SUPPLIED DATA:
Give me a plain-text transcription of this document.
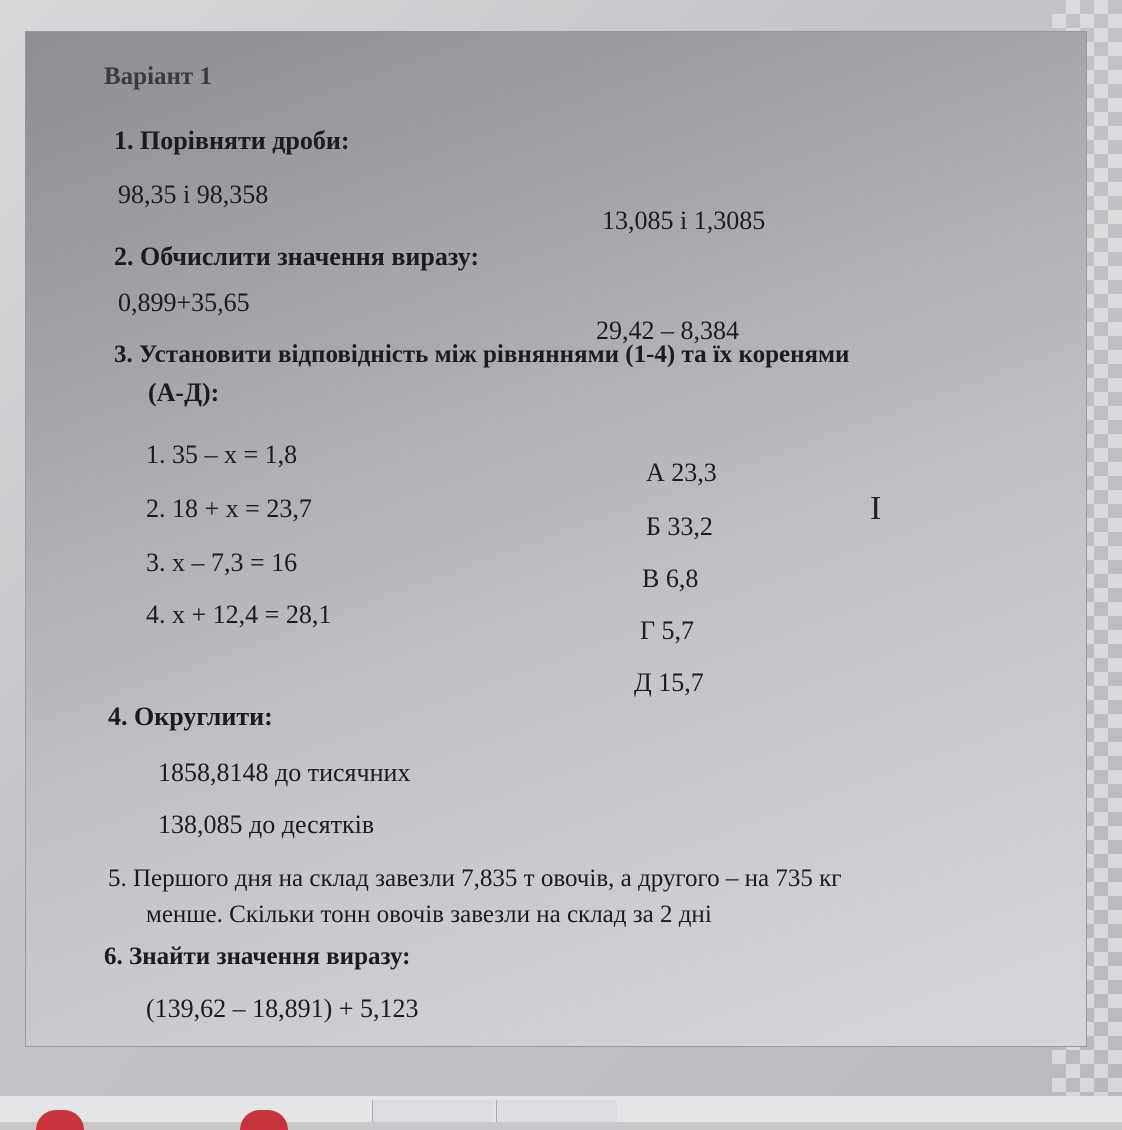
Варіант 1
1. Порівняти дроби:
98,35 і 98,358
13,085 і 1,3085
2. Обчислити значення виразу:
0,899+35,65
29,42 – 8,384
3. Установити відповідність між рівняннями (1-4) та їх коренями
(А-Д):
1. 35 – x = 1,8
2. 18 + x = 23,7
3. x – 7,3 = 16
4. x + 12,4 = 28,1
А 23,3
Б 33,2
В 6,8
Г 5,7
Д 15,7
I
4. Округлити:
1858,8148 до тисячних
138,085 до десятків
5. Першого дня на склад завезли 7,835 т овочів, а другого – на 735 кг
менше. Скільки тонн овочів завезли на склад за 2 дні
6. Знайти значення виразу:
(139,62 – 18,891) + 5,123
...
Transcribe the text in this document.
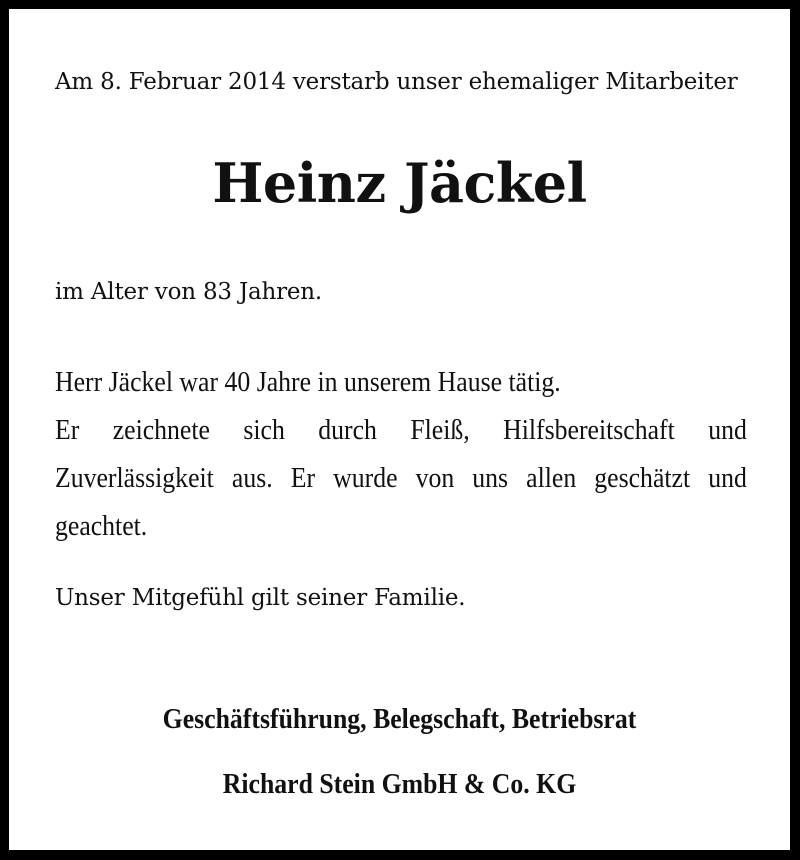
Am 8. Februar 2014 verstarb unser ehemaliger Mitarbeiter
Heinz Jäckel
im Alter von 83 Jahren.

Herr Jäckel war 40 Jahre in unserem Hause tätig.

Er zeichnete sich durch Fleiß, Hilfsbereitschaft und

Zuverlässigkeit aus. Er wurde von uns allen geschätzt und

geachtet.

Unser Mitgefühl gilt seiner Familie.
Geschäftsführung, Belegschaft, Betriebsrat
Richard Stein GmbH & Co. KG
--
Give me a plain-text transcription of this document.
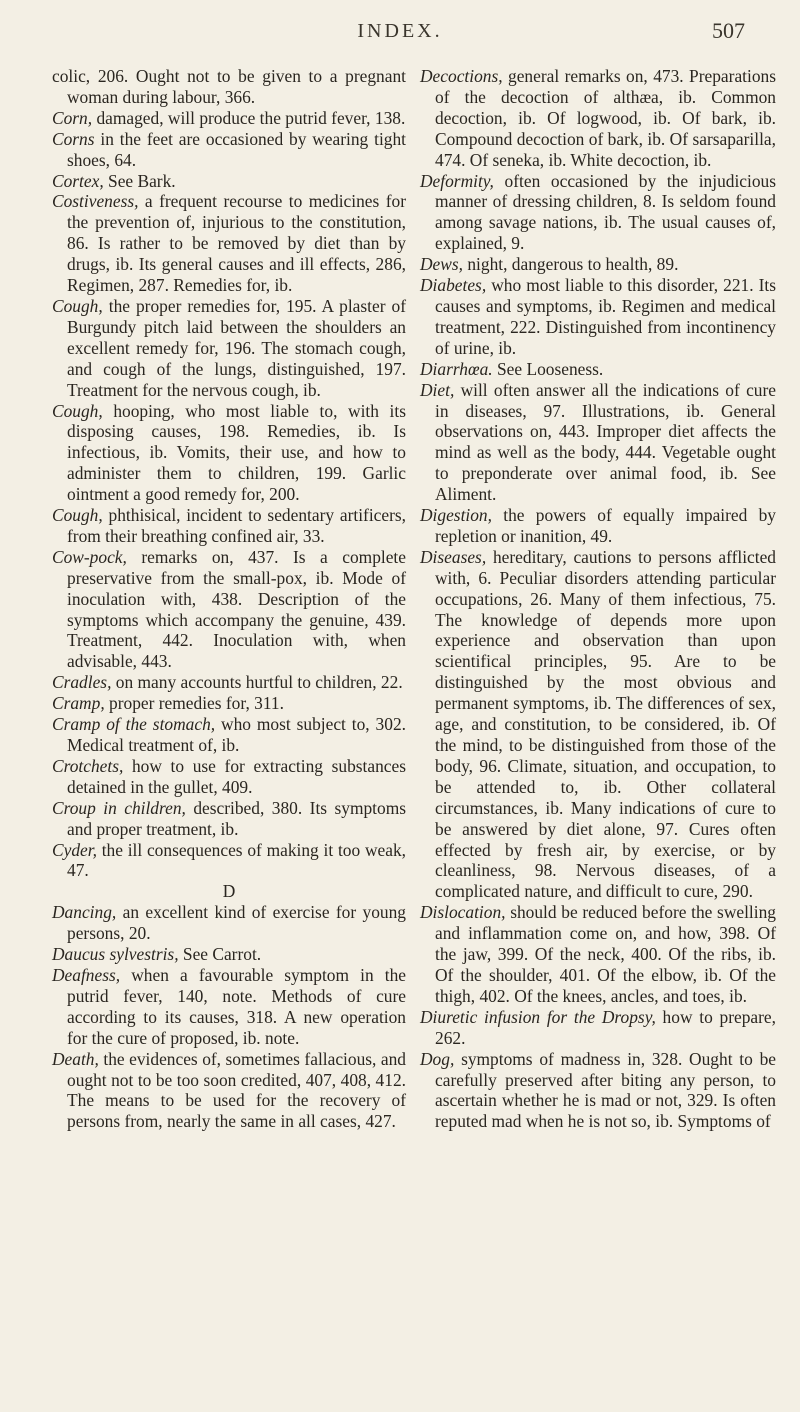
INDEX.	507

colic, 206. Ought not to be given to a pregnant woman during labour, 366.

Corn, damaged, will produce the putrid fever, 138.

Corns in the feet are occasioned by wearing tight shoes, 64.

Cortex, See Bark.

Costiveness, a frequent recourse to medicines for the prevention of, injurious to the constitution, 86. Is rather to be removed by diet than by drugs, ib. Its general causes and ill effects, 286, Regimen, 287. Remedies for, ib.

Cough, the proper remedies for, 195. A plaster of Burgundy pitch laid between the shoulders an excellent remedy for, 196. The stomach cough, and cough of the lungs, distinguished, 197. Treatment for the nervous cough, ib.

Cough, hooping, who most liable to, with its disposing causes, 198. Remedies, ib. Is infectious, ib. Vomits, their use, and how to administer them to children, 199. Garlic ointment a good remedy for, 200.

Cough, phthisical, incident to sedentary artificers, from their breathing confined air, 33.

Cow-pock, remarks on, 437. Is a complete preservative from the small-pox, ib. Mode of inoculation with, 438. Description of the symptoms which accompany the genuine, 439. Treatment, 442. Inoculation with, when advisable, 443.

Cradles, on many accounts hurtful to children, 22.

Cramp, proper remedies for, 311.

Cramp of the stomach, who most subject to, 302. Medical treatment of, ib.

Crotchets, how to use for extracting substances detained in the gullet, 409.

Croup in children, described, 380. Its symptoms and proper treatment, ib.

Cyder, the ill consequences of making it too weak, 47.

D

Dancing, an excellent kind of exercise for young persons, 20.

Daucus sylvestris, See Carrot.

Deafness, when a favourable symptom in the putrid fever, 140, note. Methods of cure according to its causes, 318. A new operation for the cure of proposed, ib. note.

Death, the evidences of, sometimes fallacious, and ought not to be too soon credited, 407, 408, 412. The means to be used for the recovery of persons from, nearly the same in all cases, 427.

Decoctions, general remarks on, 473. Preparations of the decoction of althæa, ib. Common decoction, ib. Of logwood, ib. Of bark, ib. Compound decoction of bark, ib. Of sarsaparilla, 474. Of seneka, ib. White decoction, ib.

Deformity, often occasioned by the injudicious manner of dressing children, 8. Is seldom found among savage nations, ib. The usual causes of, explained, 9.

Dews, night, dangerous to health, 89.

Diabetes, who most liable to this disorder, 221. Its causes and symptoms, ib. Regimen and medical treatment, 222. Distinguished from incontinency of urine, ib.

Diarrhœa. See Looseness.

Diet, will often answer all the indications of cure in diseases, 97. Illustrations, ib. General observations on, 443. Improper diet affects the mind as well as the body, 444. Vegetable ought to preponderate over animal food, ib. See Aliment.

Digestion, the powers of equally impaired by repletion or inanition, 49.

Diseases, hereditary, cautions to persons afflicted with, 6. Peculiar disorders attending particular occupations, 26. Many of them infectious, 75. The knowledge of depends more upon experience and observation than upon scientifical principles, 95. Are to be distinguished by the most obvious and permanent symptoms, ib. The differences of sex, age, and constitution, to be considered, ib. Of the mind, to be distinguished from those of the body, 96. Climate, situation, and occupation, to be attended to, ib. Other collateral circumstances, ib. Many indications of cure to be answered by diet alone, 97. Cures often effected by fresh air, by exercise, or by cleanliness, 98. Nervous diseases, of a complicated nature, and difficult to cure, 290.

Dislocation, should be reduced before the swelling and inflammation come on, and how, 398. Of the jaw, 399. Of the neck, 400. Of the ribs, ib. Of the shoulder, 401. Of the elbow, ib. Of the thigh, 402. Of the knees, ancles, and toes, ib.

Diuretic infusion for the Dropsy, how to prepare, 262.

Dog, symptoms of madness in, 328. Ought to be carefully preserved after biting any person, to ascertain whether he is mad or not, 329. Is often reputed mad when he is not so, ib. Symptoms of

TASK PROMPT: Going through the data, tally the lines containing "diseases" and report only the result.

EXERCISE OUTPUT: 2